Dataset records
:::

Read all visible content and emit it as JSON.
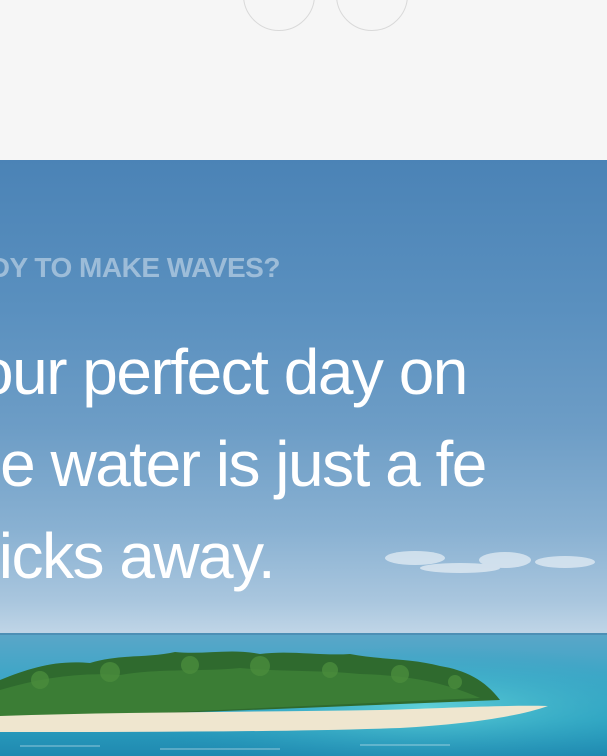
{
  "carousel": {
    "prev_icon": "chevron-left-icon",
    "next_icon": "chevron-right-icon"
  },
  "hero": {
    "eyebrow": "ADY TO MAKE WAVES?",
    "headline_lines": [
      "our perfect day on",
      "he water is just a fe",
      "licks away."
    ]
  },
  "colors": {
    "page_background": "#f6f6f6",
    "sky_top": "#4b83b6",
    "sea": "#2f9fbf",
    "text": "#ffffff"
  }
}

:::

▸ **WRITTEN PROBLEM**: Write out all the entries exactly, except for the pictures.

▸ **WRITTEN SOLUTION**:
Read all visible content and emit it as JSON.
{
  "carousel": {
    "prev_icon": "chevron-left-icon",
    "next_icon": "chevron-right-icon"
  },
  "hero": {
    "eyebrow": "ADY TO MAKE WAVES?",
    "headline_lines": [
      "our perfect day on",
      "he water is just a fe",
      "licks away."
    ]
  },
  "colors": {
    "page_background": "#f6f6f6",
    "sky_top": "#4b83b6",
    "sea": "#2f9fbf",
    "text": "#ffffff"
  }
}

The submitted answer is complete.